_EXERCISE_: Provide the records once more, identical to the original.

_RECORDS TO USE_:

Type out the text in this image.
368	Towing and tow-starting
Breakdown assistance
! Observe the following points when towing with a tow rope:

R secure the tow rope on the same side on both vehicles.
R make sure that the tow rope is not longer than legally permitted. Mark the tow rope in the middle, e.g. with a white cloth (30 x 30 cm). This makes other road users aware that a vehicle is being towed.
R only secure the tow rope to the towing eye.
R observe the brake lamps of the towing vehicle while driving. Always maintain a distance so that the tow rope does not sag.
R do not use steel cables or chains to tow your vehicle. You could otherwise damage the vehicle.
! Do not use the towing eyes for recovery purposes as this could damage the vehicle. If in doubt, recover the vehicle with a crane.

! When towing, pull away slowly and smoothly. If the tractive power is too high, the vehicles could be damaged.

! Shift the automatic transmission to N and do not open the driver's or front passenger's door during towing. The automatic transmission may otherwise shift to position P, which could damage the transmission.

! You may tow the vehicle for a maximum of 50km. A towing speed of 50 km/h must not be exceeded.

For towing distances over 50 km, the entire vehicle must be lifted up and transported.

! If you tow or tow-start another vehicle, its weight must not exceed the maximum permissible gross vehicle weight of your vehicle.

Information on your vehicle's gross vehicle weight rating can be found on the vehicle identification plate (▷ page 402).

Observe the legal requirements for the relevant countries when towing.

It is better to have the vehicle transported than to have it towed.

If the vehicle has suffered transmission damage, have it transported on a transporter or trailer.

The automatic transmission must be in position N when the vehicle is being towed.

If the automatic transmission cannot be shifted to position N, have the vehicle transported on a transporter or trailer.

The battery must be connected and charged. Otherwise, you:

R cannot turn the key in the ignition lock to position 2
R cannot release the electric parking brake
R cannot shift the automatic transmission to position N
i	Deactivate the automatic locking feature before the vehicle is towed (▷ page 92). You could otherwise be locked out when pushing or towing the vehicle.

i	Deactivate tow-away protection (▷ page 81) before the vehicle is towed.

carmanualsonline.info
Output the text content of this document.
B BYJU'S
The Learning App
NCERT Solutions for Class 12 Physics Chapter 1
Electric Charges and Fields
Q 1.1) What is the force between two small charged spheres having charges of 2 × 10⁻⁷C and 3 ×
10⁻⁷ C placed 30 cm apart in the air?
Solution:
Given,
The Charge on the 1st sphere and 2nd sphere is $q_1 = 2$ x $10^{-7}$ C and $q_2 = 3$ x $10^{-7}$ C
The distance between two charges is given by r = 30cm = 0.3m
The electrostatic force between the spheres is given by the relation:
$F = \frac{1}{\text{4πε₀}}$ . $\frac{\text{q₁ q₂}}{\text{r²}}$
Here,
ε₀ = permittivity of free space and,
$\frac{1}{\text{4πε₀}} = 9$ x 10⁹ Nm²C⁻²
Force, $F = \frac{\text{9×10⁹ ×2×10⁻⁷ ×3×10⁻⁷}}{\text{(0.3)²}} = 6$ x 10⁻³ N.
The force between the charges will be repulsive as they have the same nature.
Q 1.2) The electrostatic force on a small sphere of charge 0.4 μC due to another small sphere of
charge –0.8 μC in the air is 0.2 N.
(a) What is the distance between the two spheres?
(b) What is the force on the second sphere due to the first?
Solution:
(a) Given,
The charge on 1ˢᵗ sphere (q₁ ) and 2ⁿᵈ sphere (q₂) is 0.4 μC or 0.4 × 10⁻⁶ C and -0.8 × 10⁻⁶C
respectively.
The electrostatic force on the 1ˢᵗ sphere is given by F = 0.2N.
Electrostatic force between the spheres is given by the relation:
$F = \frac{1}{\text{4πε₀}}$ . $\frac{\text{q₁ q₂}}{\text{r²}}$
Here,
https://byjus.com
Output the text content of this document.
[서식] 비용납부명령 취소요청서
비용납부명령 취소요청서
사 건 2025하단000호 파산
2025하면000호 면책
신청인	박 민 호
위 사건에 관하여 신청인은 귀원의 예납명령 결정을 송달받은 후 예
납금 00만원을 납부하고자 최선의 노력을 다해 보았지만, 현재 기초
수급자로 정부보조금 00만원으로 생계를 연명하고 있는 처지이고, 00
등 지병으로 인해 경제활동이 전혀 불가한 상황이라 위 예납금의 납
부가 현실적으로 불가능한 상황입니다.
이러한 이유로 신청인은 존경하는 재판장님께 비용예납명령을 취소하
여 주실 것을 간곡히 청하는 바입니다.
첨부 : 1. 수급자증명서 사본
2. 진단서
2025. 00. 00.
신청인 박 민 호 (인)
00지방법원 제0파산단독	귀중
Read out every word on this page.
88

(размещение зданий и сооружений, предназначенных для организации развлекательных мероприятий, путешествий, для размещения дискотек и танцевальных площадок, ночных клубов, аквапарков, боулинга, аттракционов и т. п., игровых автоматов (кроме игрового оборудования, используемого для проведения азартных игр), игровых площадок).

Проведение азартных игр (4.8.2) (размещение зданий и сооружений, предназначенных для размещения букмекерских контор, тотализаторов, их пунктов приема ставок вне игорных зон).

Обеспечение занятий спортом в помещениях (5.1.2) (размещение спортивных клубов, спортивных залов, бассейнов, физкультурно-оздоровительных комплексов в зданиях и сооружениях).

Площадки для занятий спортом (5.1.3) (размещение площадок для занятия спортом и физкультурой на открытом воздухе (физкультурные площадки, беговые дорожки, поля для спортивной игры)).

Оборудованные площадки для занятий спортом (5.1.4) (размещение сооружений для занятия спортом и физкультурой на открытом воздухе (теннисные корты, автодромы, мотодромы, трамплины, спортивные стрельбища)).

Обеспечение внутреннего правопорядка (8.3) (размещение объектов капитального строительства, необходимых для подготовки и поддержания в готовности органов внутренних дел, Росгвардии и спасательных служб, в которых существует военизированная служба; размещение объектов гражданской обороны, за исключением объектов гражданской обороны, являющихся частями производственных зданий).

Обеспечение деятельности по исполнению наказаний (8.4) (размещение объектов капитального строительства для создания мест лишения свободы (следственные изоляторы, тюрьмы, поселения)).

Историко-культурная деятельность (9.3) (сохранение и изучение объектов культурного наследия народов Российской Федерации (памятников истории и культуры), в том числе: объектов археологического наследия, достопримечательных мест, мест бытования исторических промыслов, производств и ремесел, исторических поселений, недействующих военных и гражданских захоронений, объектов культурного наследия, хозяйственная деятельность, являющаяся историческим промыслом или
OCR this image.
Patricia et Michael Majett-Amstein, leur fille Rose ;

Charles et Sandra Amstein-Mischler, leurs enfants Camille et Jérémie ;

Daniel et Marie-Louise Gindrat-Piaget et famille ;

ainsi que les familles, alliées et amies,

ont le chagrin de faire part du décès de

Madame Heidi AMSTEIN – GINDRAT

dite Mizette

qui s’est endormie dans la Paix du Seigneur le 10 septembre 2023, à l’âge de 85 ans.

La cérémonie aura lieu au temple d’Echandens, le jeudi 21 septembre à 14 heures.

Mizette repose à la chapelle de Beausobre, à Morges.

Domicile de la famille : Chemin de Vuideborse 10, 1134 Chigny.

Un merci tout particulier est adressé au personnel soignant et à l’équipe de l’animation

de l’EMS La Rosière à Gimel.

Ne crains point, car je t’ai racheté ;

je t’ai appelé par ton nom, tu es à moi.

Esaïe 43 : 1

_ANSWER BELOW_:
Type out the text in this image.
368	Towing and tow-starting
Breakdown assistance
! Observe the following points when towing with a tow rope:

R secure the tow rope on the same side on both vehicles.
R make sure that the tow rope is not longer than legally permitted. Mark the tow rope in the middle, e.g. with a white cloth (30 x 30 cm). This makes other road users aware that a vehicle is being towed.
R only secure the tow rope to the towing eye.
R observe the brake lamps of the towing vehicle while driving. Always maintain a distance so that the tow rope does not sag.
R do not use steel cables or chains to tow your vehicle. You could otherwise damage the vehicle.
! Do not use the towing eyes for recovery purposes as this could damage the vehicle. If in doubt, recover the vehicle with a crane.

! When towing, pull away slowly and smoothly. If the tractive power is too high, the vehicles could be damaged.

! Shift the automatic transmission to N and do not open the driver's or front passenger's door during towing. The automatic transmission may otherwise shift to position P, which could damage the transmission.

! You may tow the vehicle for a maximum of 50km. A towing speed of 50 km/h must not be exceeded.

For towing distances over 50 km, the entire vehicle must be lifted up and transported.

! If you tow or tow-start another vehicle, its weight must not exceed the maximum permissible gross vehicle weight of your vehicle.

Information on your vehicle's gross vehicle weight rating can be found on the vehicle identification plate (▷ page 402).

Observe the legal requirements for the relevant countries when towing.

It is better to have the vehicle transported than to have it towed.

If the vehicle has suffered transmission damage, have it transported on a transporter or trailer.

The automatic transmission must be in position N when the vehicle is being towed.

If the automatic transmission cannot be shifted to position N, have the vehicle transported on a transporter or trailer.

The battery must be connected and charged. Otherwise, you:

R cannot turn the key in the ignition lock to position 2
R cannot release the electric parking brake
R cannot shift the automatic transmission to position N
i	Deactivate the automatic locking feature before the vehicle is towed (▷ page 92). You could otherwise be locked out when pushing or towing the vehicle.

i	Deactivate tow-away protection (▷ page 81) before the vehicle is towed.

carmanualsonline.info
Output the text content of this document.
B BYJU'S
The Learning App
NCERT Solutions for Class 12 Physics Chapter 1
Electric Charges and Fields
Q 1.1) What is the force between two small charged spheres having charges of 2 × 10⁻⁷C and 3 ×
10⁻⁷ C placed 30 cm apart in the air?
Solution:
Given,
The Charge on the 1st sphere and 2nd sphere is $q_1 = 2$ x $10^{-7}$ C and $q_2 = 3$ x $10^{-7}$ C
The distance between two charges is given by r = 30cm = 0.3m
The electrostatic force between the spheres is given by the relation:
$F = \frac{1}{\text{4πε₀}}$ . $\frac{\text{q₁ q₂}}{\text{r²}}$
Here,
ε₀ = permittivity of free space and,
$\frac{1}{\text{4πε₀}} = 9$ x 10⁹ Nm²C⁻²
Force, $F = \frac{\text{9×10⁹ ×2×10⁻⁷ ×3×10⁻⁷}}{\text{(0.3)²}} = 6$ x 10⁻³ N.
The force between the charges will be repulsive as they have the same nature.
Q 1.2) The electrostatic force on a small sphere of charge 0.4 μC due to another small sphere of
charge –0.8 μC in the air is 0.2 N.
(a) What is the distance between the two spheres?
(b) What is the force on the second sphere due to the first?
Solution:
(a) Given,
The charge on 1ˢᵗ sphere (q₁ ) and 2ⁿᵈ sphere (q₂) is 0.4 μC or 0.4 × 10⁻⁶ C and -0.8 × 10⁻⁶C
respectively.
The electrostatic force on the 1ˢᵗ sphere is given by F = 0.2N.
Electrostatic force between the spheres is given by the relation:
$F = \frac{1}{\text{4πε₀}}$ . $\frac{\text{q₁ q₂}}{\text{r²}}$
Here,
https://byjus.com
Output the text content of this document.
[서식] 비용납부명령 취소요청서
비용납부명령 취소요청서
사 건 2025하단000호 파산
2025하면000호 면책
신청인	박 민 호
위 사건에 관하여 신청인은 귀원의 예납명령 결정을 송달받은 후 예
납금 00만원을 납부하고자 최선의 노력을 다해 보았지만, 현재 기초
수급자로 정부보조금 00만원으로 생계를 연명하고 있는 처지이고, 00
등 지병으로 인해 경제활동이 전혀 불가한 상황이라 위 예납금의 납
부가 현실적으로 불가능한 상황입니다.
이러한 이유로 신청인은 존경하는 재판장님께 비용예납명령을 취소하
여 주실 것을 간곡히 청하는 바입니다.
첨부 : 1. 수급자증명서 사본
2. 진단서
2025. 00. 00.
신청인 박 민 호 (인)
00지방법원 제0파산단독	귀중
Read out every word on this page.
88

(размещение зданий и сооружений, предназначенных для организации развлекательных мероприятий, путешествий, для размещения дискотек и танцевальных площадок, ночных клубов, аквапарков, боулинга, аттракционов и т. п., игровых автоматов (кроме игрового оборудования, используемого для проведения азартных игр), игровых площадок).

Проведение азартных игр (4.8.2) (размещение зданий и сооружений, предназначенных для размещения букмекерских контор, тотализаторов, их пунктов приема ставок вне игорных зон).

Обеспечение занятий спортом в помещениях (5.1.2) (размещение спортивных клубов, спортивных залов, бассейнов, физкультурно-оздоровительных комплексов в зданиях и сооружениях).

Площадки для занятий спортом (5.1.3) (размещение площадок для занятия спортом и физкультурой на открытом воздухе (физкультурные площадки, беговые дорожки, поля для спортивной игры)).

Оборудованные площадки для занятий спортом (5.1.4) (размещение сооружений для занятия спортом и физкультурой на открытом воздухе (теннисные корты, автодромы, мотодромы, трамплины, спортивные стрельбища)).

Обеспечение внутреннего правопорядка (8.3) (размещение объектов капитального строительства, необходимых для подготовки и поддержания в готовности органов внутренних дел, Росгвардии и спасательных служб, в которых существует военизированная служба; размещение объектов гражданской обороны, за исключением объектов гражданской обороны, являющихся частями производственных зданий).

Обеспечение деятельности по исполнению наказаний (8.4) (размещение объектов капитального строительства для создания мест лишения свободы (следственные изоляторы, тюрьмы, поселения)).

Историко-культурная деятельность (9.3) (сохранение и изучение объектов культурного наследия народов Российской Федерации (памятников истории и культуры), в том числе: объектов археологического наследия, достопримечательных мест, мест бытования исторических промыслов, производств и ремесел, исторических поселений, недействующих военных и гражданских захоронений, объектов культурного наследия, хозяйственная деятельность, являющаяся историческим промыслом или
OCR this image.
Patricia et Michael Majett-Amstein, leur fille Rose ;

Charles et Sandra Amstein-Mischler, leurs enfants Camille et Jérémie ;

Daniel et Marie-Louise Gindrat-Piaget et famille ;

ainsi que les familles, alliées et amies,

ont le chagrin de faire part du décès de

Madame Heidi AMSTEIN – GINDRAT

dite Mizette

qui s’est endormie dans la Paix du Seigneur le 10 septembre 2023, à l’âge de 85 ans.

La cérémonie aura lieu au temple d’Echandens, le jeudi 21 septembre à 14 heures.

Mizette repose à la chapelle de Beausobre, à Morges.

Domicile de la famille : Chemin de Vuideborse 10, 1134 Chigny.

Un merci tout particulier est adressé au personnel soignant et à l’équipe de l’animation

de l’EMS La Rosière à Gimel.

Ne crains point, car je t’ai racheté ;

je t’ai appelé par ton nom, tu es à moi.

Esaïe 43 : 1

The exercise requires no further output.